Your task is to print every entry below exactly as given.
-- Begin SUPPLIED INFORMATION --
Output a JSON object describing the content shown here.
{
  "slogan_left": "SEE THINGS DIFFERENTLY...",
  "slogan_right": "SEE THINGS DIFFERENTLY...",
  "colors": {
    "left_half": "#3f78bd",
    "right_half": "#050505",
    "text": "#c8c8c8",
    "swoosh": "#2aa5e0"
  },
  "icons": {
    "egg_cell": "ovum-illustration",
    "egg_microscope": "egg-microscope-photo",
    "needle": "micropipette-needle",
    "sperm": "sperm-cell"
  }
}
-- End SUPPLIED INFORMATION --
*CORRECT RESPONSE:*
Output a JSON object describing the content shown here.
{
  "slogan_left": "SEE THINGS DIFFERENTLY...",
  "slogan_right": "SEE THINGS DIFFERENTLY...",
  "colors": {
    "left_half": "#3f78bd",
    "right_half": "#050505",
    "text": "#c8c8c8",
    "swoosh": "#2aa5e0"
  },
  "icons": {
    "egg_cell": "ovum-illustration",
    "egg_microscope": "egg-microscope-photo",
    "needle": "micropipette-needle",
    "sperm": "sperm-cell"
  }
}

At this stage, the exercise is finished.